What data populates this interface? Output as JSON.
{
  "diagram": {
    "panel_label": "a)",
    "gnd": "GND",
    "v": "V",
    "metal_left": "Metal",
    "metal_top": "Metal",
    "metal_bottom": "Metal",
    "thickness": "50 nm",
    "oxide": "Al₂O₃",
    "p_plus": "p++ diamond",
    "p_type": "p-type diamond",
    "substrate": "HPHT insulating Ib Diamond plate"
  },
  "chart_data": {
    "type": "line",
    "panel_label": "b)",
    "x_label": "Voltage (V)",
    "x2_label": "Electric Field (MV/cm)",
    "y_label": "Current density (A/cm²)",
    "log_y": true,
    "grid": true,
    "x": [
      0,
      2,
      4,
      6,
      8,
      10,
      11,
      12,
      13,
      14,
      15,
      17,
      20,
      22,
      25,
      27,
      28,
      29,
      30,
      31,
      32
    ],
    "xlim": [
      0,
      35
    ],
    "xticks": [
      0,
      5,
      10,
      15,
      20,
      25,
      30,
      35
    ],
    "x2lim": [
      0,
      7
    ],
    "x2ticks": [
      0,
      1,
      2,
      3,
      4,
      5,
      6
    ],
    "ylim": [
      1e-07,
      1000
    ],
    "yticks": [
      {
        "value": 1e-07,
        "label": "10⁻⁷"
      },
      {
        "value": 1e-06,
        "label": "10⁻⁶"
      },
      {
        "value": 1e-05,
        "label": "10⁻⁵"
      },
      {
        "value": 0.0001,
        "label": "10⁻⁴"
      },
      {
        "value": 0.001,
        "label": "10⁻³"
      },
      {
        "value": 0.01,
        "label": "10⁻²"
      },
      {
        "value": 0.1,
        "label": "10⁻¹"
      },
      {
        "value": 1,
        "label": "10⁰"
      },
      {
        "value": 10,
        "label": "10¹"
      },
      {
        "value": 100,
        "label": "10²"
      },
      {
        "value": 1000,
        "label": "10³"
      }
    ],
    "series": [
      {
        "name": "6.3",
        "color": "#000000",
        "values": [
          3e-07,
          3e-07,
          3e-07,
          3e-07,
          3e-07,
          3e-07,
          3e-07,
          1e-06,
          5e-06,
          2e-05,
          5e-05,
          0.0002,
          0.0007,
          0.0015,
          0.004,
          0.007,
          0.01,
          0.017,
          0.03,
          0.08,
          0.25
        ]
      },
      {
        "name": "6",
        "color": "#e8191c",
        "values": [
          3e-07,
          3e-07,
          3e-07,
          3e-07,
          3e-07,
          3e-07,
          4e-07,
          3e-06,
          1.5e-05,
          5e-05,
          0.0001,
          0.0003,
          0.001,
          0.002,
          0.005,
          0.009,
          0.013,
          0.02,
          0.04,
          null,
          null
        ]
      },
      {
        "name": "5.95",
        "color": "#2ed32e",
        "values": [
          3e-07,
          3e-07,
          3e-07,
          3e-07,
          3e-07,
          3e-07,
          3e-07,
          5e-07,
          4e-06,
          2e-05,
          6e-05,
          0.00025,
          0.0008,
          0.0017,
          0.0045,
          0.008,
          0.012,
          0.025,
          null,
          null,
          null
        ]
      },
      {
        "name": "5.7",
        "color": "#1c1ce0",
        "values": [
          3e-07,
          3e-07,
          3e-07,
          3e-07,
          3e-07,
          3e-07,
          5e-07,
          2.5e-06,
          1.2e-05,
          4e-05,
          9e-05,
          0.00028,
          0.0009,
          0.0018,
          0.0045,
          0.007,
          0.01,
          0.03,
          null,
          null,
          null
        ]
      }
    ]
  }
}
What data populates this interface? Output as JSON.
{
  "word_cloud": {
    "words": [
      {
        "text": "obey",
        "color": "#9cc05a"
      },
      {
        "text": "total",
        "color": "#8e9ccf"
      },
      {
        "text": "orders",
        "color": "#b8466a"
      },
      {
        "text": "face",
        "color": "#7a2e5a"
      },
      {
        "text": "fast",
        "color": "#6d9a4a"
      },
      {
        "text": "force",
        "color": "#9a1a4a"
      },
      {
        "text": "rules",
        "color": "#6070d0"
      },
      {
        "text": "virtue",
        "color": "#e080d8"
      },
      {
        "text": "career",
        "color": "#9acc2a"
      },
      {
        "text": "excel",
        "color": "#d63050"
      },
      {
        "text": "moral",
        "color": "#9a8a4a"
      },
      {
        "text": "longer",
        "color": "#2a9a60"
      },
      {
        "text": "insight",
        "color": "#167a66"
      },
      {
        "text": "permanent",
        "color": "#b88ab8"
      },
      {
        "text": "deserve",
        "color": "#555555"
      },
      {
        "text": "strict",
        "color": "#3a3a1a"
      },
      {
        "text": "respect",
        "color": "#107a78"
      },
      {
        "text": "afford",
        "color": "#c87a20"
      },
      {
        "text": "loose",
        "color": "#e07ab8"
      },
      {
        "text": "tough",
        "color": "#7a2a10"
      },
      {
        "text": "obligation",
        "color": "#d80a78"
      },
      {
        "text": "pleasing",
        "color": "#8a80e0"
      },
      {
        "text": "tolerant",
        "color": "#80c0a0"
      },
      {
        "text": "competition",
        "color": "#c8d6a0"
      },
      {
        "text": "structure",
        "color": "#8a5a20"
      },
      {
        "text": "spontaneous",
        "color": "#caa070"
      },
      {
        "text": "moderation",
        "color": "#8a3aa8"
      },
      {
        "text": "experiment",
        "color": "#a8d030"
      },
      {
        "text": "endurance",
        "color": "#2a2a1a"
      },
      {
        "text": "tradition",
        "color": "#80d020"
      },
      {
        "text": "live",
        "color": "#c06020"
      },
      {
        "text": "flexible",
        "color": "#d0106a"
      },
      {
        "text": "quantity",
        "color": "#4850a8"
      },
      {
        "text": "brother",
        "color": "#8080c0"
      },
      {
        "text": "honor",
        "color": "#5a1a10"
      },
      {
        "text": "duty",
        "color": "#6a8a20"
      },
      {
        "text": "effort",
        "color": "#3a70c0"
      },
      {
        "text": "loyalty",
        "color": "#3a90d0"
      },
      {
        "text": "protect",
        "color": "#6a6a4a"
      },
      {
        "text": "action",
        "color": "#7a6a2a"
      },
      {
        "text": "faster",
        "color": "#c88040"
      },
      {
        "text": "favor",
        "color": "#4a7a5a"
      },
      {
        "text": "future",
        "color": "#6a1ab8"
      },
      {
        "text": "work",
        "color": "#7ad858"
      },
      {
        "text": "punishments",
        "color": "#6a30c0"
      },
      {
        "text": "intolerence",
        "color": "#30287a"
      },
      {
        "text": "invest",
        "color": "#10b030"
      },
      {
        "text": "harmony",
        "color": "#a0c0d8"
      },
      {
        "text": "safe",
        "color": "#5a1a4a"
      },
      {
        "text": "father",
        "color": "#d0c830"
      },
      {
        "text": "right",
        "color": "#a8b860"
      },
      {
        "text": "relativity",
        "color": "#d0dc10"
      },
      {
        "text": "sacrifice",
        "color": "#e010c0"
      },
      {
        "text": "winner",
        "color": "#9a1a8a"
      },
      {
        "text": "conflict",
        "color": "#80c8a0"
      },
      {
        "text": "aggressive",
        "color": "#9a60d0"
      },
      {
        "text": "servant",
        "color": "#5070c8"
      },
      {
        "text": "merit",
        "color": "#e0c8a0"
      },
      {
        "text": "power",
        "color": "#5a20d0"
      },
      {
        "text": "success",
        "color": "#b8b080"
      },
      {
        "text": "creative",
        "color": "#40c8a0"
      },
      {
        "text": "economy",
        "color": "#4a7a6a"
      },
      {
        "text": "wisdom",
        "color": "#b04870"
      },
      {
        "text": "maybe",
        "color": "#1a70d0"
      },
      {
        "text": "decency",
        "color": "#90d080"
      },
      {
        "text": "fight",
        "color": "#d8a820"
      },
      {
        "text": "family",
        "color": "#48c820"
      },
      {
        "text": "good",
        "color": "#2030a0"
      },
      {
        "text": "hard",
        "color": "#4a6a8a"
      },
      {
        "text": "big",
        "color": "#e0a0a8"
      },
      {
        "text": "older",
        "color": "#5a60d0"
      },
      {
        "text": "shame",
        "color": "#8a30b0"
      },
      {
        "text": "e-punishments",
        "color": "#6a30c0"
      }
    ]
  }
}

Aim -
From the records above, work out how many lines contain the string "Metal". Give only the number.

Output -
3